**EXERCISE INSTRUCTIONS**
Leaving out the pictures, output the lines from the one that contains "Read out every word on this page." through the end of the material, exactly as they stand.

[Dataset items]

━━━━━━━━

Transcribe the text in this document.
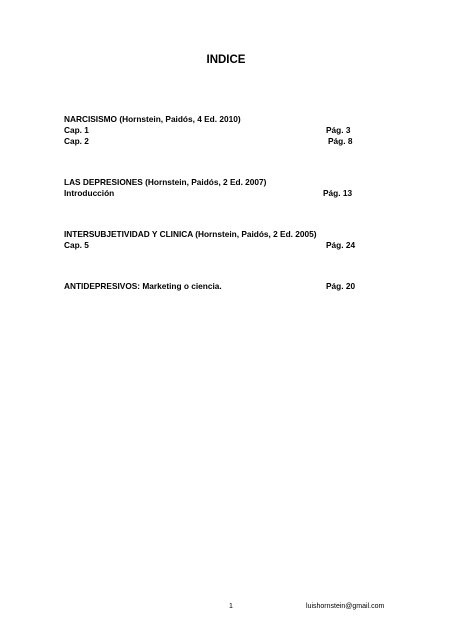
INDICE
NARCISISMO (Hornstein, Paidós, 4 Ed. 2010)
Cap. 1	Pág. 3
Cap. 2	Pág. 8
LAS DEPRESIONES (Hornstein, Paidós, 2 Ed. 2007)
Introducción	Pág. 13
INTERSUBJETIVIDAD Y CLINICA (Hornstein, Paidós, 2 Ed. 2005)
Cap. 5	Pág. 24
ANTIDEPRESIVOS: Marketing o ciencia.	Pág. 20
1	luishornstein@gmail.com
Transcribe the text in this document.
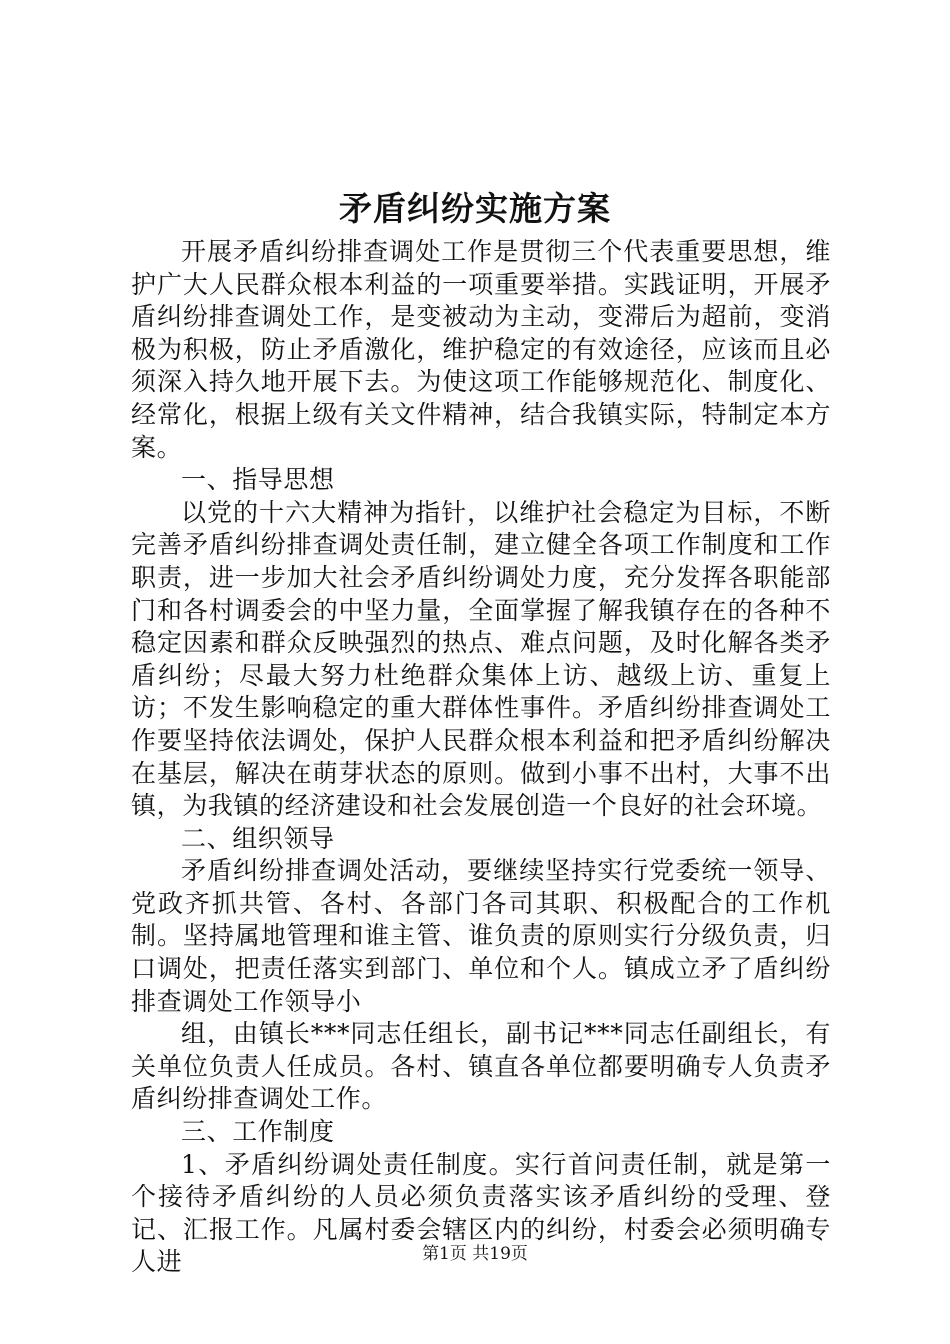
矛盾纠纷实施方案

开展矛盾纠纷排查调处工作是贯彻三个代表重要思想，维护广大人民群众根本利益的一项重要举措。实践证明，开展矛盾纠纷排查调处工作，是变被动为主动，变滞后为超前，变消极为积极，防止矛盾激化，维护稳定的有效途径，应该而且必须深入持久地开展下去。为使这项工作能够规范化、制度化、经常化，根据上级有关文件精神，结合我镇实际，特制定本方案。

一、指导思想

以党的十六大精神为指针，以维护社会稳定为目标，不断完善矛盾纠纷排查调处责任制，建立健全各项工作制度和工作职责，进一步加大社会矛盾纠纷调处力度，充分发挥各职能部门和各村调委会的中坚力量，全面掌握了解我镇存在的各种不稳定因素和群众反映强烈的热点、难点问题，及时化解各类矛盾纠纷；尽最大努力杜绝群众集体上访、越级上访、重复上访；不发生影响稳定的重大群体性事件。矛盾纠纷排查调处工作要坚持依法调处，保护人民群众根本利益和把矛盾纠纷解决在基层，解决在萌芽状态的原则。做到小事不出村，大事不出镇，为我镇的经济建设和社会发展创造一个良好的社会环境。

二、组织领导

矛盾纠纷排查调处活动，要继续坚持实行党委统一领导、党政齐抓共管、各村、各部门各司其职、积极配合的工作机制。坚持属地管理和谁主管、谁负责的原则实行分级负责，归口调处，把责任落实到部门、单位和个人。镇成立矛了盾纠纷排查调处工作领导小

组，由镇长***同志任组长，副书记***同志任副组长，有关单位负责人任成员。各村、镇直各单位都要明确专人负责矛盾纠纷排查调处工作。

三、工作制度

1、矛盾纠纷调处责任制度。实行首问责任制，就是第一个接待矛盾纠纷的人员必须负责落实该矛盾纠纷的受理、登记、汇报工作。凡属村委会辖区内的纠纷，村委会必须明确专人进	第1页 共19页
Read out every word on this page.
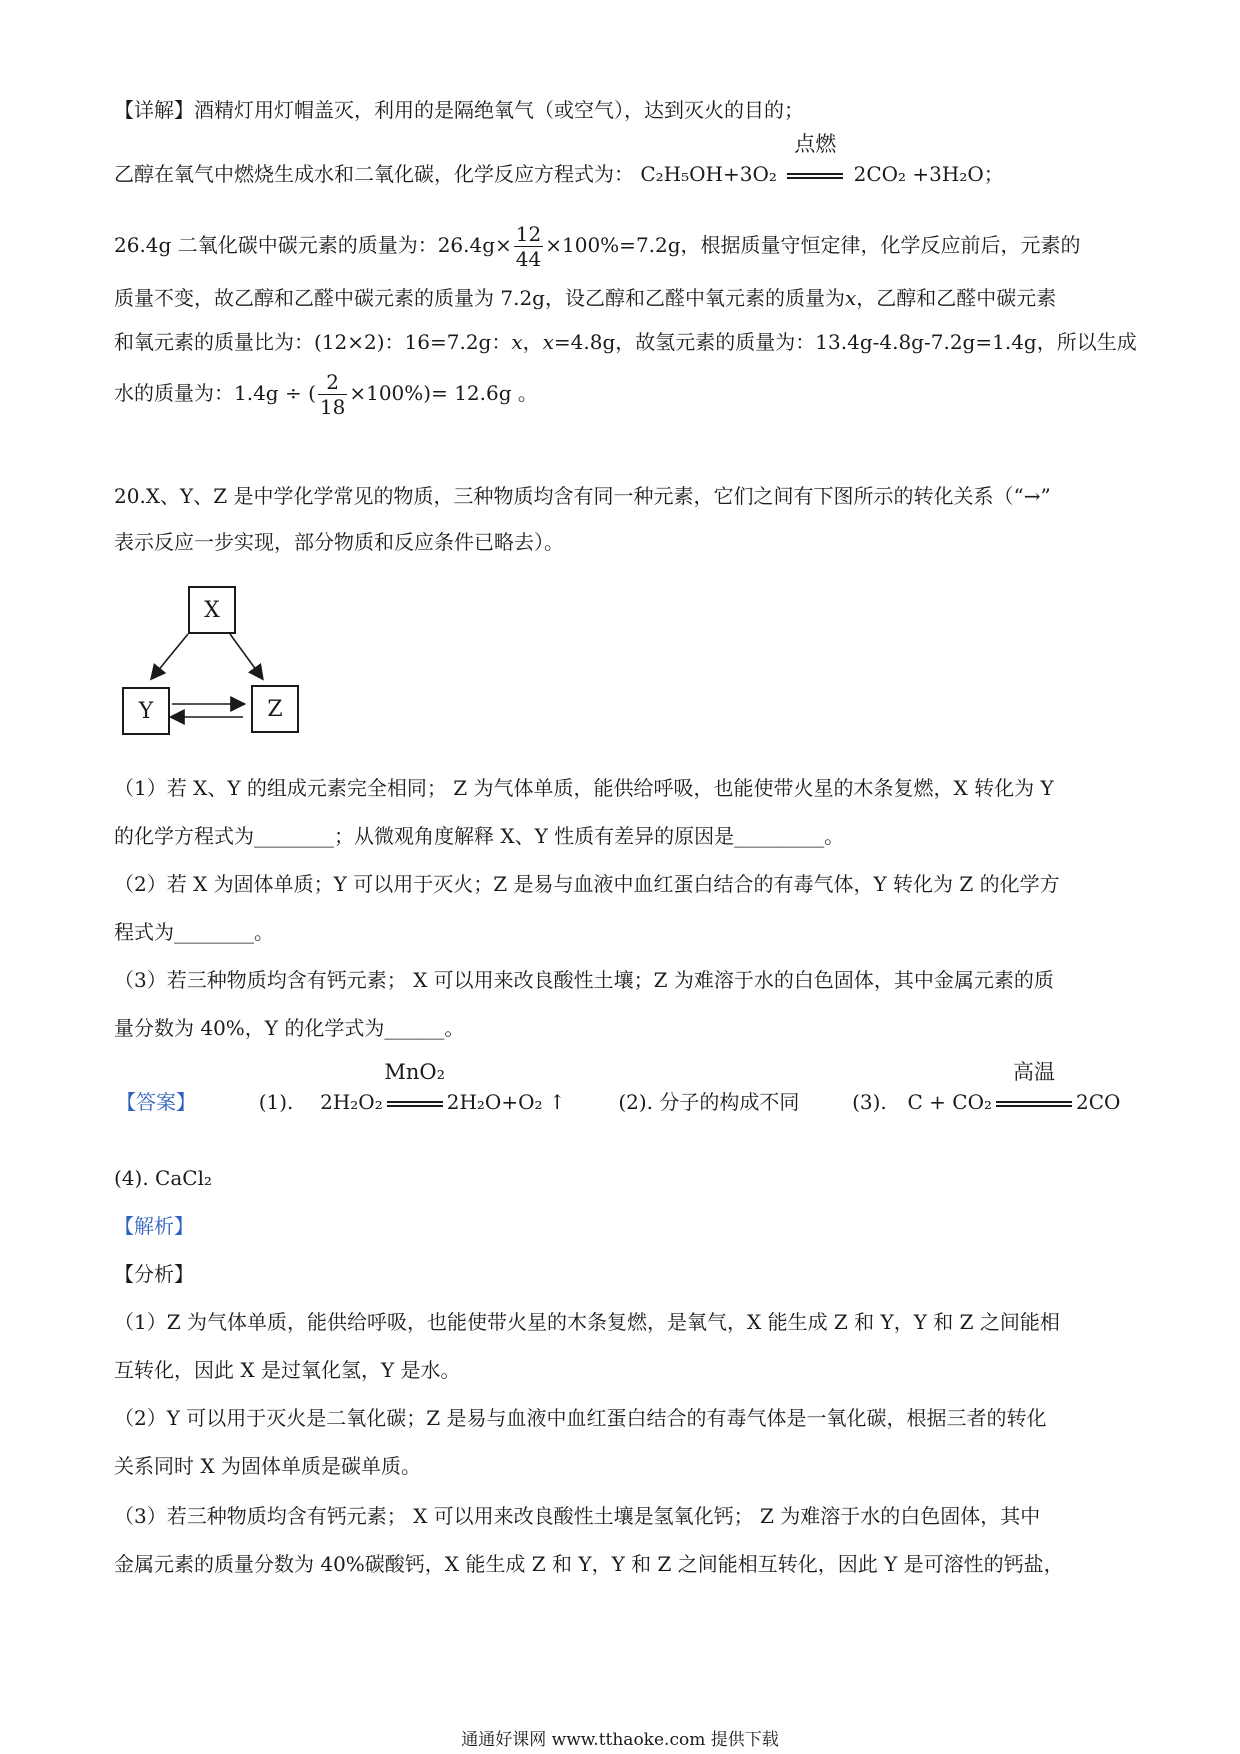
【详解】酒精灯用灯帽盖灭，利用的是隔绝氧气（或空气），达到灭火的目的；
乙醇在氧气中燃烧生成水和二氧化碳，化学反应方程式为： C₂H₅OH+3O₂
点燃
2CO₂ +3H₂O；
26.4g 二氧化碳中碳元素的质量为：$26.4g\times \frac{12}{44} \times 100\%=7.2g$，根据质量守恒定律，化学反应前后，元素的
质量不变，故乙醇和乙醛中碳元素的质量为 7.2g，设乙醇和乙醛中氧元素的质量为x，乙醇和乙醛中碳元素
和氧元素的质量比为：(12×2)：16=7.2g：x，x=4.8g，故氢元素的质量为：13.4g-4.8g-7.2g=1.4g，所以生成
水的质量为：1.4g ÷ ( $\frac{2}{18} \times 100\%)= 12.6g$ 。
20.X、Y、Z 是中学化学常见的物质，三种物质均含有同一种元素，它们之间有下图所示的转化关系（“→”
表示反应一步实现，部分物质和反应条件已略去）。
X
Y	Z
（1）若 X、Y 的组成元素完全相同； Z 为气体单质，能供给呼吸，也能使带火星的木条复燃，X 转化为 Y
的化学方程式为________；从微观角度解释 X、Y 性质有差异的原因是_________。
（2）若 X 为固体单质；Y 可以用于灭火；Z 是易与血液中血红蛋白结合的有毒气体，Y 转化为 Z 的化学方
程式为________。
（3）若三种物质均含有钙元素； X 可以用来改良酸性土壤；Z 为难溶于水的白色固体，其中金属元素的质
量分数为 40%，Y 的化学式为______。
【答案】	(1). 2H₂O₂
MnO₂
2H₂O+O₂ ↑	(2). 分子的构成不同	(3). C + CO₂
高温
2CO
(4). CaCl₂
【解析】
【分析】
（1）Z 为气体单质，能供给呼吸，也能使带火星的木条复燃，是氧气，X 能生成 Z 和 Y，Y 和 Z 之间能相
互转化，因此 X 是过氧化氢，Y 是水。
（2）Y 可以用于灭火是二氧化碳；Z 是易与血液中血红蛋白结合的有毒气体是一氧化碳，根据三者的转化
关系同时 X 为固体单质是碳单质。
（3）若三种物质均含有钙元素； X 可以用来改良酸性土壤是氢氧化钙； Z 为难溶于水的白色固体，其中
金属元素的质量分数为 40%碳酸钙，X 能生成 Z 和 Y，Y 和 Z 之间能相互转化，因此 Y 是可溶性的钙盐，
通通好课网 www.tthaoke.com 提供下载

━━━━━━━━

**ANSWER IN FULL**
Read out every word on this page.
【详解】酒精灯用灯帽盖灭，利用的是隔绝氧气（或空气），达到灭火的目的；
乙醇在氧气中燃烧生成水和二氧化碳，化学反应方程式为： C₂H₅OH+3O₂
点燃
2CO₂ +3H₂O；
26.4g 二氧化碳中碳元素的质量为：$26.4g\times \frac{12}{44} \times 100\%=7.2g$，根据质量守恒定律，化学反应前后，元素的
质量不变，故乙醇和乙醛中碳元素的质量为 7.2g，设乙醇和乙醛中氧元素的质量为x，乙醇和乙醛中碳元素
和氧元素的质量比为：(12×2)：16=7.2g：x，x=4.8g，故氢元素的质量为：13.4g-4.8g-7.2g=1.4g，所以生成
水的质量为：1.4g ÷ ( $\frac{2}{18} \times 100\%)= 12.6g$ 。
20.X、Y、Z 是中学化学常见的物质，三种物质均含有同一种元素，它们之间有下图所示的转化关系（“→”
表示反应一步实现，部分物质和反应条件已略去）。
X
Y	Z
（1）若 X、Y 的组成元素完全相同； Z 为气体单质，能供给呼吸，也能使带火星的木条复燃，X 转化为 Y
的化学方程式为________；从微观角度解释 X、Y 性质有差异的原因是_________。
（2）若 X 为固体单质；Y 可以用于灭火；Z 是易与血液中血红蛋白结合的有毒气体，Y 转化为 Z 的化学方
程式为________。
（3）若三种物质均含有钙元素； X 可以用来改良酸性土壤；Z 为难溶于水的白色固体，其中金属元素的质
量分数为 40%，Y 的化学式为______。
【答案】	(1). 2H₂O₂
MnO₂
2H₂O+O₂ ↑	(2). 分子的构成不同	(3). C + CO₂
高温
2CO
(4). CaCl₂
【解析】
【分析】
（1）Z 为气体单质，能供给呼吸，也能使带火星的木条复燃，是氧气，X 能生成 Z 和 Y，Y 和 Z 之间能相
互转化，因此 X 是过氧化氢，Y 是水。
（2）Y 可以用于灭火是二氧化碳；Z 是易与血液中血红蛋白结合的有毒气体是一氧化碳，根据三者的转化
关系同时 X 为固体单质是碳单质。
（3）若三种物质均含有钙元素； X 可以用来改良酸性土壤是氢氧化钙； Z 为难溶于水的白色固体，其中
金属元素的质量分数为 40%碳酸钙，X 能生成 Z 和 Y，Y 和 Z 之间能相互转化，因此 Y 是可溶性的钙盐，
通通好课网 www.tthaoke.com 提供下载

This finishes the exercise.